**Written request:** Lines that hold the word "технического" should be located and copied.

BEGIN Recorded information

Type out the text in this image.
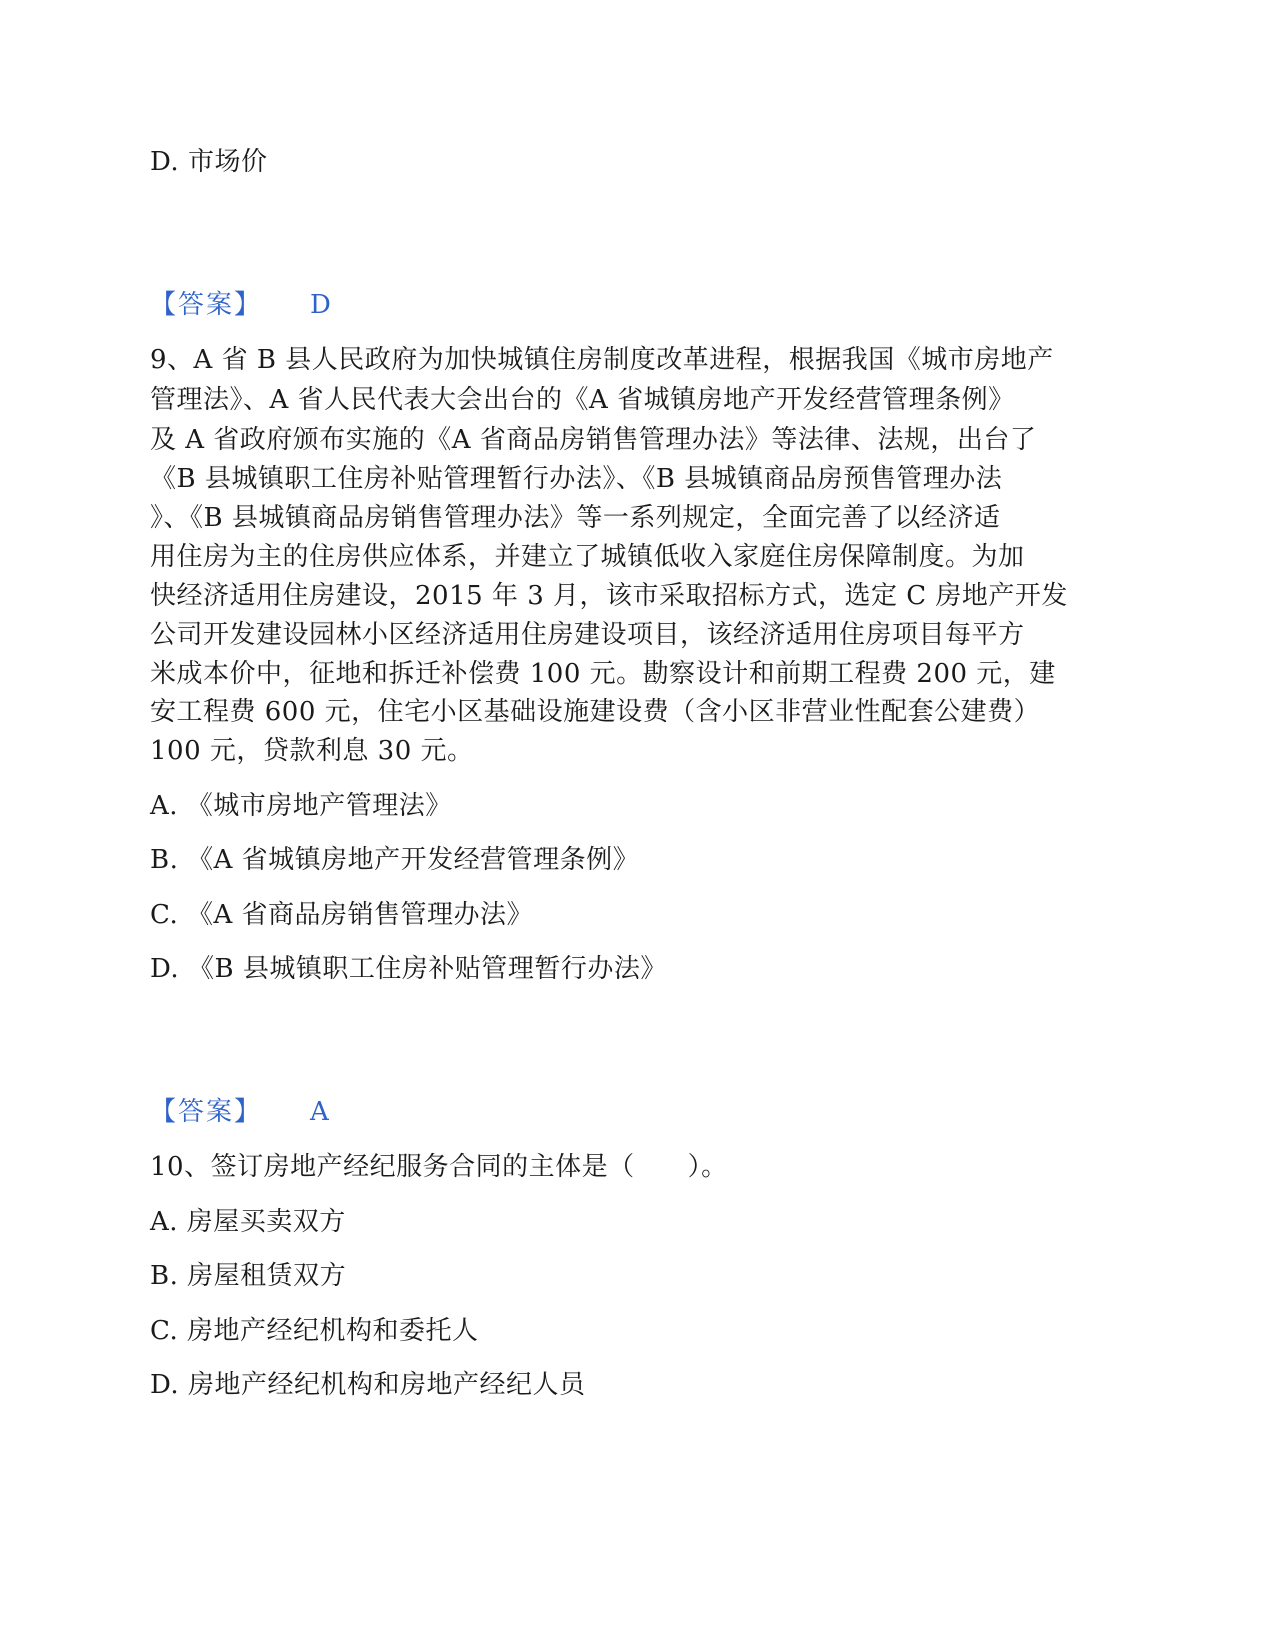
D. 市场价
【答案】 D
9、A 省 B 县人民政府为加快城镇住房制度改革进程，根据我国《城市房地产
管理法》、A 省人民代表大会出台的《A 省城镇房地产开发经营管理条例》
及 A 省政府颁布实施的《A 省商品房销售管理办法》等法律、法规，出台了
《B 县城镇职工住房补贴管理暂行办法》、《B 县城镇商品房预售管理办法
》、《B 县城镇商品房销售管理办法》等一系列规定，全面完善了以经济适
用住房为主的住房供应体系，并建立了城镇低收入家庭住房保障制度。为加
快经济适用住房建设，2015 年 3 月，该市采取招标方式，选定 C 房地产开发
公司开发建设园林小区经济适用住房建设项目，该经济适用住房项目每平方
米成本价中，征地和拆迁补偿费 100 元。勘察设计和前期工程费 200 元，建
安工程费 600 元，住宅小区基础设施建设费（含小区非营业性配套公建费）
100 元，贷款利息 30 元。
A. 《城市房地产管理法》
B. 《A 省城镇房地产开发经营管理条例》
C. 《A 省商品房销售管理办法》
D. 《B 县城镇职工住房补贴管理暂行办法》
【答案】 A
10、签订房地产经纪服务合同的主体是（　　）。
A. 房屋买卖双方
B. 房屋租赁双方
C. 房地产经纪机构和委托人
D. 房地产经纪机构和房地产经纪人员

END Recorded information
BEGIN Recorded information

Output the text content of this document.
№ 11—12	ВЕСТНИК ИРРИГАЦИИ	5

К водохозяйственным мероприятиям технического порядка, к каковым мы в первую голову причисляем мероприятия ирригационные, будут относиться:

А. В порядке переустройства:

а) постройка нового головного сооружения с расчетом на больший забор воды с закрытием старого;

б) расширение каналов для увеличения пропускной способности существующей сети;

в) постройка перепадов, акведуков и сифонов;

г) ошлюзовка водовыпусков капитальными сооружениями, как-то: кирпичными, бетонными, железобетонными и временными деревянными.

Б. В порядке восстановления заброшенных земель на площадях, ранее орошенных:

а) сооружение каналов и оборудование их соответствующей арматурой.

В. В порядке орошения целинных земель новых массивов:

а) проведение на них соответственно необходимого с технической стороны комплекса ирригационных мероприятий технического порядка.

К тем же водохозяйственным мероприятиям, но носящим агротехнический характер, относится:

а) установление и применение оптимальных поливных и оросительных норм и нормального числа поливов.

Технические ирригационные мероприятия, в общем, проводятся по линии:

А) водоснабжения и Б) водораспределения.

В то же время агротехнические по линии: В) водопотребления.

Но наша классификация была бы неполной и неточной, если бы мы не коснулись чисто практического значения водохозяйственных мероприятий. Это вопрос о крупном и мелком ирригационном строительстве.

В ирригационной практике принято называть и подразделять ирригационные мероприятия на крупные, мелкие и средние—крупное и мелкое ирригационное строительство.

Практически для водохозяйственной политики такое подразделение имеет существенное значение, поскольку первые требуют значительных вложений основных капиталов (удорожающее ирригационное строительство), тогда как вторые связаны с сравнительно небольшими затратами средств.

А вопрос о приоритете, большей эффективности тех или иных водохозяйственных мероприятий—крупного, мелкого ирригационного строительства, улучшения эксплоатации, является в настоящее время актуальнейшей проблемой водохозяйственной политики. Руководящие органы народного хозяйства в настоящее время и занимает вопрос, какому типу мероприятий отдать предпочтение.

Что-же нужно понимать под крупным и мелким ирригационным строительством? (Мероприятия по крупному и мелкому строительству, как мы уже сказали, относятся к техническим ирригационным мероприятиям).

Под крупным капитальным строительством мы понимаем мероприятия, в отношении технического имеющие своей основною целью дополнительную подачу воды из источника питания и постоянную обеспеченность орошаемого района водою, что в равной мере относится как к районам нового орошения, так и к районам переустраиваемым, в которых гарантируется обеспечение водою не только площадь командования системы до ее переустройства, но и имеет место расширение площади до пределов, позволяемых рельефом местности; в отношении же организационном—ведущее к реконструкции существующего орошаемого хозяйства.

END Recorded information

**Expected answer:**
К водохозяйственным мероприятиям технического порядка, к каковым мы в первую голову причисляем мероприятия ирригационные, будут относиться:
а) проведение на них соответственно необходимого с технической стороны комплекса ирригационных мероприятий технического порядка.
Под крупным капитальным строительством мы понимаем мероприятия, в отношении технического имеющие своей основною целью дополнительную подачу воды из источника питания и постоянную обеспеченность орошаемого района водою, что в равной мере относится как к районам нового орошения, так и к районам переустраиваемым, в которых гарантируется обеспечение водою не только площадь командования системы до ее переустройства, но и имеет место расширение площади до пределов, позволяемых рельефом местности; в отношении же организационном—ведущее к реконструкции существующего орошаемого хозяйства.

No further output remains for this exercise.